Print each of the entries exactly, leaving nothing out.

______

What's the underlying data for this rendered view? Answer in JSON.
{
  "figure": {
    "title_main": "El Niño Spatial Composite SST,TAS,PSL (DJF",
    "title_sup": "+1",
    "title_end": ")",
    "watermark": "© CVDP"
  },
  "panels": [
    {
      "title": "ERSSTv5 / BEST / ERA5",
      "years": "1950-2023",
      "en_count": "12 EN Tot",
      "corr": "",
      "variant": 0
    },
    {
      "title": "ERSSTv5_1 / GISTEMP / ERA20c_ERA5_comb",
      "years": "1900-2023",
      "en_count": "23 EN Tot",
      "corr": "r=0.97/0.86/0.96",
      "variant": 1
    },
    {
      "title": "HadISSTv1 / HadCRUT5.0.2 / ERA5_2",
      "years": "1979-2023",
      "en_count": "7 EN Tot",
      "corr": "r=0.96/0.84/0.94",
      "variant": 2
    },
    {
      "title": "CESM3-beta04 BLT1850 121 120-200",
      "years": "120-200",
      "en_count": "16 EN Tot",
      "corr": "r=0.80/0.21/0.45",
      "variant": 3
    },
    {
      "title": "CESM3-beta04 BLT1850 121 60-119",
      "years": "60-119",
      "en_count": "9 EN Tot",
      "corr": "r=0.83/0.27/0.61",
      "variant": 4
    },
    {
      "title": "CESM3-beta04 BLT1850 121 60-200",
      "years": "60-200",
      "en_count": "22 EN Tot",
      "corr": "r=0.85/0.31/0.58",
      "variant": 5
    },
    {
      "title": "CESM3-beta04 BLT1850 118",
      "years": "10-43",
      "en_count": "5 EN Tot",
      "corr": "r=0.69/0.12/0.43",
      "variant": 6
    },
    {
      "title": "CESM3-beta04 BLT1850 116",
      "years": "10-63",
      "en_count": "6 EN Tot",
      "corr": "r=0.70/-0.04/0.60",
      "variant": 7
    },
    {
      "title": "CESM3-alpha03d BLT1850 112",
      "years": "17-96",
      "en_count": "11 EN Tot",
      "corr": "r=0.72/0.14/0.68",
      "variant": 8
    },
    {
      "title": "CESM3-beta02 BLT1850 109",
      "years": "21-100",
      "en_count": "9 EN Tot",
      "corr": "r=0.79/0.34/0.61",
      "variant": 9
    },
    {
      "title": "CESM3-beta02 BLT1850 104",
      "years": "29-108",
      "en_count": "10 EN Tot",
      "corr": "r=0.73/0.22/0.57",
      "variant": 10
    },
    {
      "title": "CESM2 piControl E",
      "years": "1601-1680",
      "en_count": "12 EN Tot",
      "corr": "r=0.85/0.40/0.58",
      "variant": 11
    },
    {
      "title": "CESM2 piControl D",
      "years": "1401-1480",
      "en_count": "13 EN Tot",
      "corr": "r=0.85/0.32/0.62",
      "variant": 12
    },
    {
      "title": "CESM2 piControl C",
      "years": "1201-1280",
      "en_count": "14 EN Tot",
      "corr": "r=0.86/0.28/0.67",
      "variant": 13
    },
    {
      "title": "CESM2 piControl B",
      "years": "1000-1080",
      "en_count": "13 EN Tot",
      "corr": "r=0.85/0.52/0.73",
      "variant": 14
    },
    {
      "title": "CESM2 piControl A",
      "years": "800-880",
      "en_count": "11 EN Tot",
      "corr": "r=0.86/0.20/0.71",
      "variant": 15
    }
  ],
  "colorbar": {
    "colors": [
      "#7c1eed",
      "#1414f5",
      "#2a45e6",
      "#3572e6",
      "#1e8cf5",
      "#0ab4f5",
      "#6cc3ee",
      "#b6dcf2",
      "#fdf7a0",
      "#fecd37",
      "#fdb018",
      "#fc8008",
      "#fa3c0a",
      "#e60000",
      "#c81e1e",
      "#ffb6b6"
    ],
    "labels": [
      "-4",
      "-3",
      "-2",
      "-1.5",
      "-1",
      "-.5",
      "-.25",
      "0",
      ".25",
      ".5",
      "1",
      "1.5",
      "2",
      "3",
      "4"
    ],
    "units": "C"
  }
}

______

**WORKED SOLUTION:**
What's the underlying data for this rendered view? Answer in JSON.
{
  "figure": {
    "title_main": "El Niño Spatial Composite SST,TAS,PSL (DJF",
    "title_sup": "+1",
    "title_end": ")",
    "watermark": "© CVDP"
  },
  "panels": [
    {
      "title": "ERSSTv5 / BEST / ERA5",
      "years": "1950-2023",
      "en_count": "12 EN Tot",
      "corr": "",
      "variant": 0
    },
    {
      "title": "ERSSTv5_1 / GISTEMP / ERA20c_ERA5_comb",
      "years": "1900-2023",
      "en_count": "23 EN Tot",
      "corr": "r=0.97/0.86/0.96",
      "variant": 1
    },
    {
      "title": "HadISSTv1 / HadCRUT5.0.2 / ERA5_2",
      "years": "1979-2023",
      "en_count": "7 EN Tot",
      "corr": "r=0.96/0.84/0.94",
      "variant": 2
    },
    {
      "title": "CESM3-beta04 BLT1850 121 120-200",
      "years": "120-200",
      "en_count": "16 EN Tot",
      "corr": "r=0.80/0.21/0.45",
      "variant": 3
    },
    {
      "title": "CESM3-beta04 BLT1850 121 60-119",
      "years": "60-119",
      "en_count": "9 EN Tot",
      "corr": "r=0.83/0.27/0.61",
      "variant": 4
    },
    {
      "title": "CESM3-beta04 BLT1850 121 60-200",
      "years": "60-200",
      "en_count": "22 EN Tot",
      "corr": "r=0.85/0.31/0.58",
      "variant": 5
    },
    {
      "title": "CESM3-beta04 BLT1850 118",
      "years": "10-43",
      "en_count": "5 EN Tot",
      "corr": "r=0.69/0.12/0.43",
      "variant": 6
    },
    {
      "title": "CESM3-beta04 BLT1850 116",
      "years": "10-63",
      "en_count": "6 EN Tot",
      "corr": "r=0.70/-0.04/0.60",
      "variant": 7
    },
    {
      "title": "CESM3-alpha03d BLT1850 112",
      "years": "17-96",
      "en_count": "11 EN Tot",
      "corr": "r=0.72/0.14/0.68",
      "variant": 8
    },
    {
      "title": "CESM3-beta02 BLT1850 109",
      "years": "21-100",
      "en_count": "9 EN Tot",
      "corr": "r=0.79/0.34/0.61",
      "variant": 9
    },
    {
      "title": "CESM3-beta02 BLT1850 104",
      "years": "29-108",
      "en_count": "10 EN Tot",
      "corr": "r=0.73/0.22/0.57",
      "variant": 10
    },
    {
      "title": "CESM2 piControl E",
      "years": "1601-1680",
      "en_count": "12 EN Tot",
      "corr": "r=0.85/0.40/0.58",
      "variant": 11
    },
    {
      "title": "CESM2 piControl D",
      "years": "1401-1480",
      "en_count": "13 EN Tot",
      "corr": "r=0.85/0.32/0.62",
      "variant": 12
    },
    {
      "title": "CESM2 piControl C",
      "years": "1201-1280",
      "en_count": "14 EN Tot",
      "corr": "r=0.86/0.28/0.67",
      "variant": 13
    },
    {
      "title": "CESM2 piControl B",
      "years": "1000-1080",
      "en_count": "13 EN Tot",
      "corr": "r=0.85/0.52/0.73",
      "variant": 14
    },
    {
      "title": "CESM2 piControl A",
      "years": "800-880",
      "en_count": "11 EN Tot",
      "corr": "r=0.86/0.20/0.71",
      "variant": 15
    }
  ],
  "colorbar": {
    "colors": [
      "#7c1eed",
      "#1414f5",
      "#2a45e6",
      "#3572e6",
      "#1e8cf5",
      "#0ab4f5",
      "#6cc3ee",
      "#b6dcf2",
      "#fdf7a0",
      "#fecd37",
      "#fdb018",
      "#fc8008",
      "#fa3c0a",
      "#e60000",
      "#c81e1e",
      "#ffb6b6"
    ],
    "labels": [
      "-4",
      "-3",
      "-2",
      "-1.5",
      "-1",
      "-.5",
      "-.25",
      "0",
      ".25",
      ".5",
      "1",
      "1.5",
      "2",
      "3",
      "4"
    ],
    "units": "C"
  }
}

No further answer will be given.